Stored items:
####################
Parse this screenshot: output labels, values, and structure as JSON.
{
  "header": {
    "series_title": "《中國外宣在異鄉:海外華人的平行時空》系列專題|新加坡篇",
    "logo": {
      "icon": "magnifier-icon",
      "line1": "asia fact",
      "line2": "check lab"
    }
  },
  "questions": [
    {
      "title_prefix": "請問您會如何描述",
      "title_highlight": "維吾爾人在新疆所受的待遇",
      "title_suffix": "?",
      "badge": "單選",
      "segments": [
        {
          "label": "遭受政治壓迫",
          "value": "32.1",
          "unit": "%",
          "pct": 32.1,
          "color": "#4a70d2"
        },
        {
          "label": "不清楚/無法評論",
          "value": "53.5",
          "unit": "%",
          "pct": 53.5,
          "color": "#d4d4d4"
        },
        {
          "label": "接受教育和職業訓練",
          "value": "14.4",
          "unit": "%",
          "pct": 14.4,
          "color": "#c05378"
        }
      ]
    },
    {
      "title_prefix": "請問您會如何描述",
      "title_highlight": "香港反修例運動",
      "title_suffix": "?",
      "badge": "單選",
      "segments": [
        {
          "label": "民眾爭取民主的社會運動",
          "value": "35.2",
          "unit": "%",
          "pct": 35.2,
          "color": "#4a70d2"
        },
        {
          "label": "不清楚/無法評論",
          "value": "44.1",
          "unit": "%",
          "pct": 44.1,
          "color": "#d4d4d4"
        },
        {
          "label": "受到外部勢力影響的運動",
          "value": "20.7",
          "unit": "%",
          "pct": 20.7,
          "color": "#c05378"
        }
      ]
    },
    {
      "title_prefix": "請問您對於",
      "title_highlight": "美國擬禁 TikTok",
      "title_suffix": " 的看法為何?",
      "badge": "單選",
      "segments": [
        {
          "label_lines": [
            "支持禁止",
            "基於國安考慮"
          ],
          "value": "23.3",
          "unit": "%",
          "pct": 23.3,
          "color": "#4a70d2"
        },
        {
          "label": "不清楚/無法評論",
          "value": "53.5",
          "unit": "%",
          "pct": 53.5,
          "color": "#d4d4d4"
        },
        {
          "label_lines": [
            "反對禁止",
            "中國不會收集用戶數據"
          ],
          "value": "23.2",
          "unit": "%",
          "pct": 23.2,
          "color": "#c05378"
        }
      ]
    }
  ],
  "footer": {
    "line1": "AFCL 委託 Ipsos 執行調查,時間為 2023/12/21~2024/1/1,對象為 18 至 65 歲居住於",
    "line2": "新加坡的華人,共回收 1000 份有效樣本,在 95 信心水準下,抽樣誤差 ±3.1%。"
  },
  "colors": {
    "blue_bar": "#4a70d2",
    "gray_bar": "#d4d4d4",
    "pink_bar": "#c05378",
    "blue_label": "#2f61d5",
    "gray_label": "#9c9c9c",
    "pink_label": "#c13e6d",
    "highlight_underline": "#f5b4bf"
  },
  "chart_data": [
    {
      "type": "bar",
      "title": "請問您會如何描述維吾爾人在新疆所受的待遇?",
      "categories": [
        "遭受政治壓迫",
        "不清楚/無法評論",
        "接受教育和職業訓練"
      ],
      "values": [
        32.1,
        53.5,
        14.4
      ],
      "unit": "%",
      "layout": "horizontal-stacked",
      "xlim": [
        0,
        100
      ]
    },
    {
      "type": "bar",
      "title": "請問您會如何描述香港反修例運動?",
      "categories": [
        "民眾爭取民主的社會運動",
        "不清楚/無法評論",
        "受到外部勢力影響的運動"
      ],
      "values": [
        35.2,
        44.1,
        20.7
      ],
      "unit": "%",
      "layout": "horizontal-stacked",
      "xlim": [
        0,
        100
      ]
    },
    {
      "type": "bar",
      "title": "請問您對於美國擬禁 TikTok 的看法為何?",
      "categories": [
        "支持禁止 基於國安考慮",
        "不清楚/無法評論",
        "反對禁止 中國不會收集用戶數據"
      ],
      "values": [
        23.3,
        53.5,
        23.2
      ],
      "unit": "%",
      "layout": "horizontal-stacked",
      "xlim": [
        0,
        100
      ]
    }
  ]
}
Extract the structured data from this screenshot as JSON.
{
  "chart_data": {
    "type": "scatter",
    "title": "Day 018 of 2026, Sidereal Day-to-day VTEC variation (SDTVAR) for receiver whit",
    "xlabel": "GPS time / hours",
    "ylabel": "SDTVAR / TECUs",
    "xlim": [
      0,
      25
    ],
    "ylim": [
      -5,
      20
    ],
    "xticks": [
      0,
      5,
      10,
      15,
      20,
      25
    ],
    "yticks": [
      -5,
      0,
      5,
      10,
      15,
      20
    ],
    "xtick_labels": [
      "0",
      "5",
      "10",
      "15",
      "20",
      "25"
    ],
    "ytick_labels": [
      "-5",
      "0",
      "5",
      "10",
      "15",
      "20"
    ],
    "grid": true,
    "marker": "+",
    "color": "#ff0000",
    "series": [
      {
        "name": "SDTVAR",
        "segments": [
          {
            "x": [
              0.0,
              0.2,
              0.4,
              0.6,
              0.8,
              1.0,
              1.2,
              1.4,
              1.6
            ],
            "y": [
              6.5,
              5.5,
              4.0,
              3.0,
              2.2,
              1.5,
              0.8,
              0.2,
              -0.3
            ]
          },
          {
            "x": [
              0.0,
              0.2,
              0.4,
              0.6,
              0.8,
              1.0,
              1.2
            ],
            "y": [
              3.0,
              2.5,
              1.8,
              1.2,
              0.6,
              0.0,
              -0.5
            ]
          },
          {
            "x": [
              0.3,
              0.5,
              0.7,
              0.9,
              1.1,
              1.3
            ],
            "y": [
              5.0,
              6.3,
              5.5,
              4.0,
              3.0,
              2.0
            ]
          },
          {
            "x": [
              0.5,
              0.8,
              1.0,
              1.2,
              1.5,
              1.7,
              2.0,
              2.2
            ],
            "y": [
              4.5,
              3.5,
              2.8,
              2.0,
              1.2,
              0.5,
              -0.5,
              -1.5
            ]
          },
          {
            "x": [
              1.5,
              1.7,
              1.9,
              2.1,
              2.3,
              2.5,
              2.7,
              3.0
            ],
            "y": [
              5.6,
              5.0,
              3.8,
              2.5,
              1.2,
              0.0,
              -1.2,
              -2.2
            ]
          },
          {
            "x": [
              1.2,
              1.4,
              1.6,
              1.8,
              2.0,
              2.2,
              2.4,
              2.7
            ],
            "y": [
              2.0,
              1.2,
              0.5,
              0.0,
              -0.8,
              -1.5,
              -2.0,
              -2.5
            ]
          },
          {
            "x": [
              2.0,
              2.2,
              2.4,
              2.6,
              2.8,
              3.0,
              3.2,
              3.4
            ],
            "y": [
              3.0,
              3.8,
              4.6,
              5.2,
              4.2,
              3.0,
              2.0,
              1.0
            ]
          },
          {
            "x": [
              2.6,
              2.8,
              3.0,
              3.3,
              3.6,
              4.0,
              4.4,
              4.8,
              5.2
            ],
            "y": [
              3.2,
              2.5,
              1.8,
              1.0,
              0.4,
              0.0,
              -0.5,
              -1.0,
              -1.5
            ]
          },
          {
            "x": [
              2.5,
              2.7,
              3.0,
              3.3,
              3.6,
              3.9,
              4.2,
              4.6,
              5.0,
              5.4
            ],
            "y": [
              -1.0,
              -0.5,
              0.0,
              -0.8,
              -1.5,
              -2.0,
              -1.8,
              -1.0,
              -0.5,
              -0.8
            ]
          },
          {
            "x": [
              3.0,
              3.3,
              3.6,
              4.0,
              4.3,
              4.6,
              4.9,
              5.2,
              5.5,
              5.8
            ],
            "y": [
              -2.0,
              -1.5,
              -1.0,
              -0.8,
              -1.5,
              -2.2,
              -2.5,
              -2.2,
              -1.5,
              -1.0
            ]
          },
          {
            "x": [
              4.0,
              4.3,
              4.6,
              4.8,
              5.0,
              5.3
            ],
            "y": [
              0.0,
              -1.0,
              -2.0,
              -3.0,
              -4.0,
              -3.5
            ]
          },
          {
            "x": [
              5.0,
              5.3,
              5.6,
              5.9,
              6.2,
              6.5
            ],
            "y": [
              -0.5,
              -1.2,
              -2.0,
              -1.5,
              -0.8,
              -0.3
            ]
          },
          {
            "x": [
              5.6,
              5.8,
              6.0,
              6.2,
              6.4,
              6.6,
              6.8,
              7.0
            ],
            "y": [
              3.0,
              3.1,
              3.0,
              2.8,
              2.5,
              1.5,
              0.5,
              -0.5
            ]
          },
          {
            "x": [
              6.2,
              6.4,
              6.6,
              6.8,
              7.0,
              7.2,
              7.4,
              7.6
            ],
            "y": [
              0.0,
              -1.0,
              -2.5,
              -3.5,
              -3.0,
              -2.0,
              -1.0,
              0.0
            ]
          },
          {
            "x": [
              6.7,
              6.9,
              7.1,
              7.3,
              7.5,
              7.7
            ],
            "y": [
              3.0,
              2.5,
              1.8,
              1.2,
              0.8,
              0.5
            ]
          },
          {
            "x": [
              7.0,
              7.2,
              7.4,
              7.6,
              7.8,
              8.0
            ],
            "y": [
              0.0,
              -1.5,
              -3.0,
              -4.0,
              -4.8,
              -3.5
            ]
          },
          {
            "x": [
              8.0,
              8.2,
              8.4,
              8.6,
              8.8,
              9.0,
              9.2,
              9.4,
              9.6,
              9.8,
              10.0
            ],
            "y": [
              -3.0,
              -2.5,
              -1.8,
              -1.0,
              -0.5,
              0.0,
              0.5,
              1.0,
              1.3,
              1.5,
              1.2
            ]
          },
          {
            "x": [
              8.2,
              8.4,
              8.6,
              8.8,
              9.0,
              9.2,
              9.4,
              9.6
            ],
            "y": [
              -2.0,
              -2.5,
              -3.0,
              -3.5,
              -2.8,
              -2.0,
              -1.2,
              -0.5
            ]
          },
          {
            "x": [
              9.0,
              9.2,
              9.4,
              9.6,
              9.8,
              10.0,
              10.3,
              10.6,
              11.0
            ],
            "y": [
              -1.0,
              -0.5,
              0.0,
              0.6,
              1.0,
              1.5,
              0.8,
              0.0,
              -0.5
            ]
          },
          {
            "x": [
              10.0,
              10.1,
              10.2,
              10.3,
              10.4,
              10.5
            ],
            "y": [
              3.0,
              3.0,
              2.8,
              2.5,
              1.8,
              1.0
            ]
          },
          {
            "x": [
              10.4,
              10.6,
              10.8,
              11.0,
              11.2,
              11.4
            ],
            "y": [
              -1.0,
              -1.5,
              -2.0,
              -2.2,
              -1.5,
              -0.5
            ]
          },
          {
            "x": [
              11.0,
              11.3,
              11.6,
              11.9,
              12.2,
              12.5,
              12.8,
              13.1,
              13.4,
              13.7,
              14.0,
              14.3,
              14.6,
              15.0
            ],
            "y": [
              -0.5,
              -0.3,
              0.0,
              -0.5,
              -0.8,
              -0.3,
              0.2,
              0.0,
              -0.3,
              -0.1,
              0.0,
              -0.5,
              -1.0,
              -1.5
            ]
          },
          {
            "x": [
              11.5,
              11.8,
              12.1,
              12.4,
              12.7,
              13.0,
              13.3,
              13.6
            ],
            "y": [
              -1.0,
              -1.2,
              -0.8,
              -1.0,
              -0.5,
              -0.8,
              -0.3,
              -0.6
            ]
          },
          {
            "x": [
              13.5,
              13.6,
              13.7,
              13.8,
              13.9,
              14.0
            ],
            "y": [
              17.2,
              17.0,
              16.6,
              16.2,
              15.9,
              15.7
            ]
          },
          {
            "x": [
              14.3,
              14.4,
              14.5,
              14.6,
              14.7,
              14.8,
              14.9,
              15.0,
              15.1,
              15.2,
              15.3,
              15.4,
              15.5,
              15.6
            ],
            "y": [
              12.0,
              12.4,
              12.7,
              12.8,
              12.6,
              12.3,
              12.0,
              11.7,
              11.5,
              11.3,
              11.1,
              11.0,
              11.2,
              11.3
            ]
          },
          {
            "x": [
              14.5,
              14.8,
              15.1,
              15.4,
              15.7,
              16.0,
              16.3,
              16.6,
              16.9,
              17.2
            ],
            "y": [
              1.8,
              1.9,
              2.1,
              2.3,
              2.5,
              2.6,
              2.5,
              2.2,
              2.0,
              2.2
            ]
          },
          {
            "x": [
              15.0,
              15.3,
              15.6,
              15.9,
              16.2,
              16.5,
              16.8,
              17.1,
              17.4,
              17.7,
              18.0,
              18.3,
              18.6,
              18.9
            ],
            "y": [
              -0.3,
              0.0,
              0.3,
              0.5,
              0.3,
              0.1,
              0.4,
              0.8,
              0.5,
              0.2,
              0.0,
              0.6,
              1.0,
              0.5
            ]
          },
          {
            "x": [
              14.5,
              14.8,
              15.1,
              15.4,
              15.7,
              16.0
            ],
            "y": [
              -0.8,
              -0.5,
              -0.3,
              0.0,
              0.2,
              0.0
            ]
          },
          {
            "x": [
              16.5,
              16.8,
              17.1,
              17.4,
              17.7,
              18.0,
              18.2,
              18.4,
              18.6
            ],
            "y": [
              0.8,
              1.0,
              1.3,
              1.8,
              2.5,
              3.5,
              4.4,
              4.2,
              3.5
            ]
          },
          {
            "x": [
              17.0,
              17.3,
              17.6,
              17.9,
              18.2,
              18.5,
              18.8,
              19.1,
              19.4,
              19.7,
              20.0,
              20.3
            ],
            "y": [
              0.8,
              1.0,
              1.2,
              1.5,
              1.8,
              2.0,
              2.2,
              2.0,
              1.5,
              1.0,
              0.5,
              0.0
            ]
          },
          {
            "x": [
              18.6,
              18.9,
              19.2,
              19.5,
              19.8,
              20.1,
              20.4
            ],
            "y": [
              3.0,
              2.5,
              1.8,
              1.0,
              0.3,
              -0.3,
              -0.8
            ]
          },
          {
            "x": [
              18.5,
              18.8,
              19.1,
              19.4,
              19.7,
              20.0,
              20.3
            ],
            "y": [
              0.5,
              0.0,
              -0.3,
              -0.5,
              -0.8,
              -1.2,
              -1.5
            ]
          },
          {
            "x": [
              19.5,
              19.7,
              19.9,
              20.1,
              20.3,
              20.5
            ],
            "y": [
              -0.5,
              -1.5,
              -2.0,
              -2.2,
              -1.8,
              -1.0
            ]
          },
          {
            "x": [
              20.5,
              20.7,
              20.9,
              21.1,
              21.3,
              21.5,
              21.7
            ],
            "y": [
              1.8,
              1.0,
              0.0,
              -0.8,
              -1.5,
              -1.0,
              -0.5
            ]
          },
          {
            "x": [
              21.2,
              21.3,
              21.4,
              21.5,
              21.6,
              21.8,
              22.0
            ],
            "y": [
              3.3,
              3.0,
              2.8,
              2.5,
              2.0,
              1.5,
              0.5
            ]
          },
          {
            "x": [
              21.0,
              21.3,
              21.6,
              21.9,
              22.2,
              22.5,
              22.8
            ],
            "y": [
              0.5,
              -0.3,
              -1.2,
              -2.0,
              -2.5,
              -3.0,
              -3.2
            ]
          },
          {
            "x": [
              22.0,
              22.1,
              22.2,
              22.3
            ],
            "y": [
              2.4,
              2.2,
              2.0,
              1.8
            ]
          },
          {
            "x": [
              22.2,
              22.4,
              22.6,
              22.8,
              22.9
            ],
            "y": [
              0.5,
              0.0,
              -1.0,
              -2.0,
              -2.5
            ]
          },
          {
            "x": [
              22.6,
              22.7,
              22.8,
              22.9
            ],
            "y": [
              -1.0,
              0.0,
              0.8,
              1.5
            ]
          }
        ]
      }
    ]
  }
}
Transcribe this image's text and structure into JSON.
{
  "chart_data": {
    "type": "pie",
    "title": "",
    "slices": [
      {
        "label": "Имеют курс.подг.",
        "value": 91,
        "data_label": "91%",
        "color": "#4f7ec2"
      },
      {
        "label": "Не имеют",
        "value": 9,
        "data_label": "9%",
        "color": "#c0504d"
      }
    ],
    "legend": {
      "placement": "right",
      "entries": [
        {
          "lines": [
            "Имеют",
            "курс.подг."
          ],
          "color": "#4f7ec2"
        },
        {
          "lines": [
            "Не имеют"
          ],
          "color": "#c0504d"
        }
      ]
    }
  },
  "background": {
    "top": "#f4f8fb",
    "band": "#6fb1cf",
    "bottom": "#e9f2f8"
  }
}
####################
* DIRECTIONS
Exactly reproduce the lines from the one containing "Transcribe this image's" through the end of the records, and only those lines.

* CORRECT OUTPUT
Transcribe this image's text and structure into JSON.
{
  "chart_data": {
    "type": "pie",
    "title": "",
    "slices": [
      {
        "label": "Имеют курс.подг.",
        "value": 91,
        "data_label": "91%",
        "color": "#4f7ec2"
      },
      {
        "label": "Не имеют",
        "value": 9,
        "data_label": "9%",
        "color": "#c0504d"
      }
    ],
    "legend": {
      "placement": "right",
      "entries": [
        {
          "lines": [
            "Имеют",
            "курс.подг."
          ],
          "color": "#4f7ec2"
        },
        {
          "lines": [
            "Не имеют"
          ],
          "color": "#c0504d"
        }
      ]
    }
  },
  "background": {
    "top": "#f4f8fb",
    "band": "#6fb1cf",
    "bottom": "#e9f2f8"
  }
}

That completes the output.